■ Problem requirements: All of the listing below must be repeated word for word. Pictures are the only thing to omit.

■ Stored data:
++++++++

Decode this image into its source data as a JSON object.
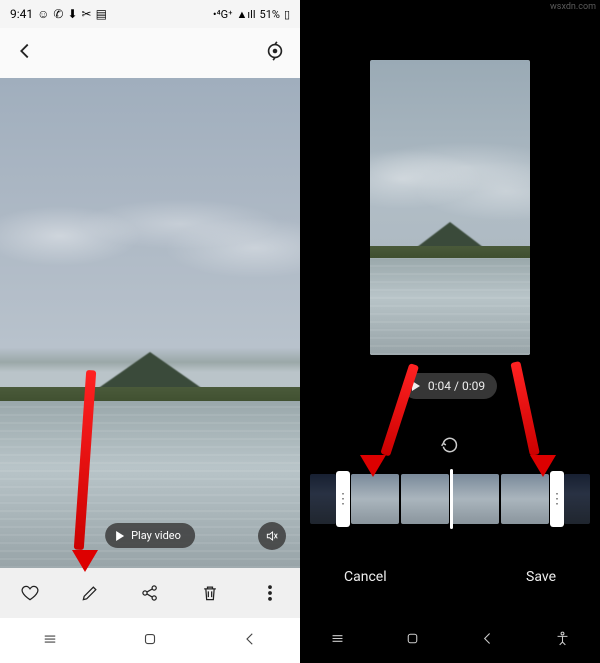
{
  "status": {
    "time": "9:41",
    "icons_left": [
      "whatsapp-icon",
      "phone-icon",
      "download-icon",
      "screenshot-icon",
      "sdcard-icon"
    ],
    "network": "•⁴G⁺",
    "signal": "▲ıll",
    "battery_text": "51%",
    "battery_icon": "battery-half-icon"
  },
  "viewer": {
    "back_icon": "chevron-left-icon",
    "smart_icon": "rotate-smart-icon",
    "play_label": "Play video",
    "mute_icon": "volume-off-icon",
    "actions": {
      "favorite": "heart-icon",
      "edit": "pencil-icon",
      "share": "share-icon",
      "delete": "trash-icon",
      "more": "more-vertical-icon"
    }
  },
  "editor": {
    "playback": "0:04 / 0:09",
    "undo_icon": "undo-icon",
    "trim": {
      "left_handle": "trim-handle-left",
      "right_handle": "trim-handle-right",
      "playhead": "playhead"
    },
    "cancel_label": "Cancel",
    "save_label": "Save"
  },
  "nav": {
    "recents": "recents-icon",
    "home": "home-icon",
    "back": "back-icon",
    "accessibility": "accessibility-icon"
  },
  "watermark": "wsxdn.com"
}
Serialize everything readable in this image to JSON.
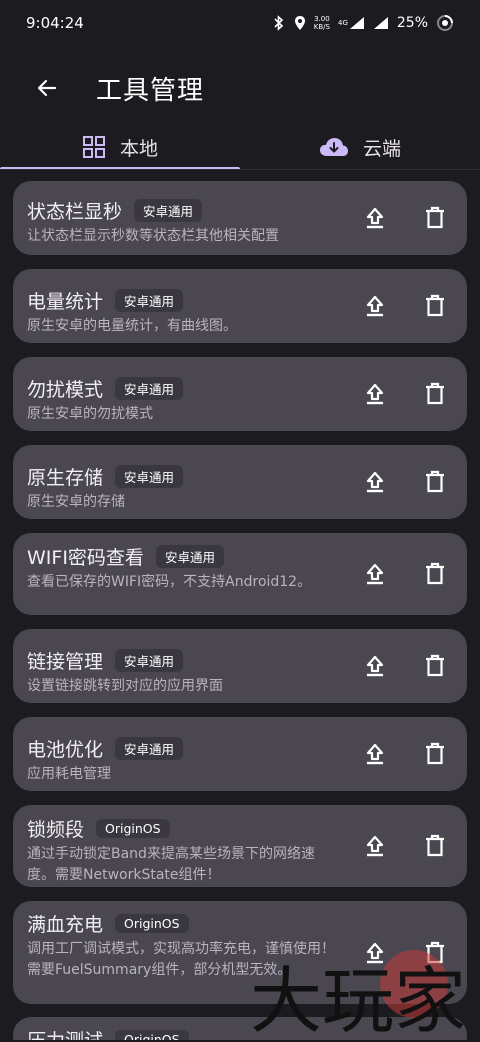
{
  "status": {
    "time": "9:04:24",
    "net_speed_value": "3.00",
    "net_speed_unit": "KB/S",
    "network_type": "4G",
    "battery": "25%"
  },
  "header": {
    "title": "工具管理",
    "back_icon": "arrow-left-icon"
  },
  "tabs": [
    {
      "label": "本地",
      "icon": "grid-icon",
      "active": true
    },
    {
      "label": "云端",
      "icon": "cloud-download-icon",
      "active": false
    }
  ],
  "tools": [
    {
      "name": "状态栏显秒",
      "badge": "安卓通用",
      "desc": "让状态栏显示秒数等状态栏其他相关配置"
    },
    {
      "name": "电量统计",
      "badge": "安卓通用",
      "desc": "原生安卓的电量统计，有曲线图。"
    },
    {
      "name": "勿扰模式",
      "badge": "安卓通用",
      "desc": "原生安卓的勿扰模式"
    },
    {
      "name": "原生存储",
      "badge": "安卓通用",
      "desc": "原生安卓的存储"
    },
    {
      "name": "WIFI密码查看",
      "badge": "安卓通用",
      "desc": "查看已保存的WIFI密码，不支持Android12。"
    },
    {
      "name": "链接管理",
      "badge": "安卓通用",
      "desc": "设置链接跳转到对应的应用界面"
    },
    {
      "name": "电池优化",
      "badge": "安卓通用",
      "desc": "应用耗电管理"
    },
    {
      "name": "锁频段",
      "badge": "OriginOS",
      "desc": "通过手动锁定Band来提高某些场景下的网络速度。需要NetworkState组件！"
    },
    {
      "name": "满血充电",
      "badge": "OriginOS",
      "desc": "调用工厂调试模式，实现高功率充电，谨慎使用！需要FuelSummary组件，部分机型无效。"
    },
    {
      "name": "压力测试",
      "badge": "OriginOS",
      "desc": ""
    }
  ],
  "watermark": {
    "text": "大玩家"
  },
  "colors": {
    "background": "#1c1b1f",
    "card": "#4a4751",
    "badge": "#3a3741",
    "accent": "#cbbaf5",
    "watermark": "#c43a3a"
  }
}
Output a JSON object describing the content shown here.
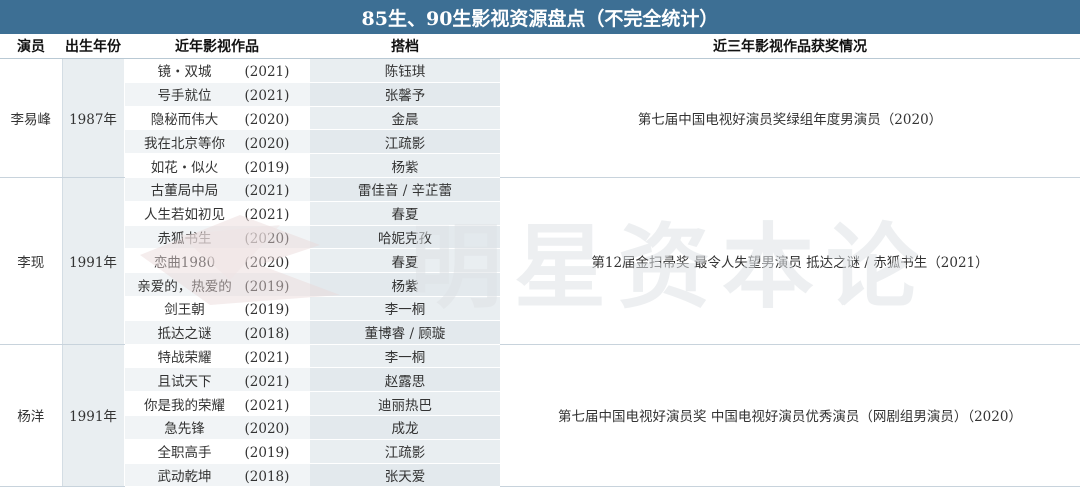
{
  "title": "85生、90生影视资源盘点（不完全统计）",
  "headers": [
    "演员",
    "出生年份",
    "近年影视作品",
    "搭档",
    "近三年影视作品获奖情况"
  ],
  "actors": [
    {
      "name": "李易峰",
      "birth": "1987年",
      "award": "第七届中国电视好演员奖绿组年度男演员（2020）",
      "works": [
        {
          "title": "镜・双城",
          "year": "(2021)",
          "partner": "陈钰琪"
        },
        {
          "title": "号手就位",
          "year": "(2021)",
          "partner": "张馨予"
        },
        {
          "title": "隐秘而伟大",
          "year": "(2020)",
          "partner": "金晨"
        },
        {
          "title": "我在北京等你",
          "year": "(2020)",
          "partner": "江疏影"
        },
        {
          "title": "如花・似火",
          "year": "(2019)",
          "partner": "杨紫"
        }
      ]
    },
    {
      "name": "李现",
      "birth": "1991年",
      "award": "第12届金扫帚奖 最令人失望男演员 抵达之谜 / 赤狐书生（2021）",
      "works": [
        {
          "title": "古董局中局",
          "year": "(2021)",
          "partner": "雷佳音 / 辛芷蕾"
        },
        {
          "title": "人生若如初见",
          "year": "(2021)",
          "partner": "春夏"
        },
        {
          "title": "赤狐书生",
          "year": "(2020)",
          "partner": "哈妮克孜"
        },
        {
          "title": "恋曲1980",
          "year": "(2020)",
          "partner": "春夏"
        },
        {
          "title": "亲爱的，热爱的",
          "year": "(2019)",
          "partner": "杨紫"
        },
        {
          "title": "剑王朝",
          "year": "(2019)",
          "partner": "李一桐"
        },
        {
          "title": "抵达之谜",
          "year": "(2018)",
          "partner": "董博睿 / 顾璇"
        }
      ]
    },
    {
      "name": "杨洋",
      "birth": "1991年",
      "award": "第七届中国电视好演员奖 中国电视好演员优秀演员（网剧组男演员）（2020）",
      "works": [
        {
          "title": "特战荣耀",
          "year": "(2021)",
          "partner": "李一桐"
        },
        {
          "title": "且试天下",
          "year": "(2021)",
          "partner": "赵露思"
        },
        {
          "title": "你是我的荣耀",
          "year": "(2021)",
          "partner": "迪丽热巴"
        },
        {
          "title": "急先锋",
          "year": "(2020)",
          "partner": "成龙"
        },
        {
          "title": "全职高手",
          "year": "(2019)",
          "partner": "江疏影"
        },
        {
          "title": "武动乾坤",
          "year": "(2018)",
          "partner": "张天爱"
        }
      ]
    }
  ],
  "watermark": {
    "text": "明星资本论",
    "color": "#dfe3e6"
  },
  "colors": {
    "title_bg": "#3d6f94",
    "band": "#e9eef1",
    "band_alt": "#f1f4f6"
  }
}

++++++++

■ Complete output:
Decode this image into its source data as a JSON object.
{
  "status": {
    "time": "9:41",
    "icons_left": [
      "whatsapp-icon",
      "phone-icon",
      "download-icon",
      "screenshot-icon",
      "sdcard-icon"
    ],
    "network": "•⁴G⁺",
    "signal": "▲ıll",
    "battery_text": "51%",
    "battery_icon": "battery-half-icon"
  },
  "viewer": {
    "back_icon": "chevron-left-icon",
    "smart_icon": "rotate-smart-icon",
    "play_label": "Play video",
    "mute_icon": "volume-off-icon",
    "actions": {
      "favorite": "heart-icon",
      "edit": "pencil-icon",
      "share": "share-icon",
      "delete": "trash-icon",
      "more": "more-vertical-icon"
    }
  },
  "editor": {
    "playback": "0:04 / 0:09",
    "undo_icon": "undo-icon",
    "trim": {
      "left_handle": "trim-handle-left",
      "right_handle": "trim-handle-right",
      "playhead": "playhead"
    },
    "cancel_label": "Cancel",
    "save_label": "Save"
  },
  "nav": {
    "recents": "recents-icon",
    "home": "home-icon",
    "back": "back-icon",
    "accessibility": "accessibility-icon"
  },
  "watermark": "wsxdn.com"
}
Serialize everything readable in this image to JSON.
{
  "status": {
    "time": "9:04:24",
    "net_speed_value": "3.00",
    "net_speed_unit": "KB/S",
    "network_type": "4G",
    "battery": "25%"
  },
  "header": {
    "title": "工具管理",
    "back_icon": "arrow-left-icon"
  },
  "tabs": [
    {
      "label": "本地",
      "icon": "grid-icon",
      "active": true
    },
    {
      "label": "云端",
      "icon": "cloud-download-icon",
      "active": false
    }
  ],
  "tools": [
    {
      "name": "状态栏显秒",
      "badge": "安卓通用",
      "desc": "让状态栏显示秒数等状态栏其他相关配置"
    },
    {
      "name": "电量统计",
      "badge": "安卓通用",
      "desc": "原生安卓的电量统计，有曲线图。"
    },
    {
      "name": "勿扰模式",
      "badge": "安卓通用",
      "desc": "原生安卓的勿扰模式"
    },
    {
      "name": "原生存储",
      "badge": "安卓通用",
      "desc": "原生安卓的存储"
    },
    {
      "name": "WIFI密码查看",
      "badge": "安卓通用",
      "desc": "查看已保存的WIFI密码，不支持Android12。"
    },
    {
      "name": "链接管理",
      "badge": "安卓通用",
      "desc": "设置链接跳转到对应的应用界面"
    },
    {
      "name": "电池优化",
      "badge": "安卓通用",
      "desc": "应用耗电管理"
    },
    {
      "name": "锁频段",
      "badge": "OriginOS",
      "desc": "通过手动锁定Band来提高某些场景下的网络速度。需要NetworkState组件！"
    },
    {
      "name": "满血充电",
      "badge": "OriginOS",
      "desc": "调用工厂调试模式，实现高功率充电，谨慎使用！需要FuelSummary组件，部分机型无效。"
    },
    {
      "name": "压力测试",
      "badge": "OriginOS",
      "desc": ""
    }
  ],
  "watermark": {
    "text": "大玩家"
  },
  "colors": {
    "background": "#1c1b1f",
    "card": "#4a4751",
    "badge": "#3a3741",
    "accent": "#cbbaf5",
    "watermark": "#c43a3a"
  }
}
Output a JSON object describing the content shown here.
{
  "title": "85生、90生影视资源盘点（不完全统计）",
  "headers": [
    "演员",
    "出生年份",
    "近年影视作品",
    "搭档",
    "近三年影视作品获奖情况"
  ],
  "actors": [
    {
      "name": "李易峰",
      "birth": "1987年",
      "award": "第七届中国电视好演员奖绿组年度男演员（2020）",
      "works": [
        {
          "title": "镜・双城",
          "year": "(2021)",
          "partner": "陈钰琪"
        },
        {
          "title": "号手就位",
          "year": "(2021)",
          "partner": "张馨予"
        },
        {
          "title": "隐秘而伟大",
          "year": "(2020)",
          "partner": "金晨"
        },
        {
          "title": "我在北京等你",
          "year": "(2020)",
          "partner": "江疏影"
        },
        {
          "title": "如花・似火",
          "year": "(2019)",
          "partner": "杨紫"
        }
      ]
    },
    {
      "name": "李现",
      "birth": "1991年",
      "award": "第12届金扫帚奖 最令人失望男演员 抵达之谜 / 赤狐书生（2021）",
      "works": [
        {
          "title": "古董局中局",
          "year": "(2021)",
          "partner": "雷佳音 / 辛芷蕾"
        },
        {
          "title": "人生若如初见",
          "year": "(2021)",
          "partner": "春夏"
        },
        {
          "title": "赤狐书生",
          "year": "(2020)",
          "partner": "哈妮克孜"
        },
        {
          "title": "恋曲1980",
          "year": "(2020)",
          "partner": "春夏"
        },
        {
          "title": "亲爱的，热爱的",
          "year": "(2019)",
          "partner": "杨紫"
        },
        {
          "title": "剑王朝",
          "year": "(2019)",
          "partner": "李一桐"
        },
        {
          "title": "抵达之谜",
          "year": "(2018)",
          "partner": "董博睿 / 顾璇"
        }
      ]
    },
    {
      "name": "杨洋",
      "birth": "1991年",
      "award": "第七届中国电视好演员奖 中国电视好演员优秀演员（网剧组男演员）（2020）",
      "works": [
        {
          "title": "特战荣耀",
          "year": "(2021)",
          "partner": "李一桐"
        },
        {
          "title": "且试天下",
          "year": "(2021)",
          "partner": "赵露思"
        },
        {
          "title": "你是我的荣耀",
          "year": "(2021)",
          "partner": "迪丽热巴"
        },
        {
          "title": "急先锋",
          "year": "(2020)",
          "partner": "成龙"
        },
        {
          "title": "全职高手",
          "year": "(2019)",
          "partner": "江疏影"
        },
        {
          "title": "武动乾坤",
          "year": "(2018)",
          "partner": "张天爱"
        }
      ]
    }
  ],
  "watermark": {
    "text": "明星资本论",
    "color": "#dfe3e6"
  },
  "colors": {
    "title_bg": "#3d6f94",
    "band": "#e9eef1",
    "band_alt": "#f1f4f6"
  }
}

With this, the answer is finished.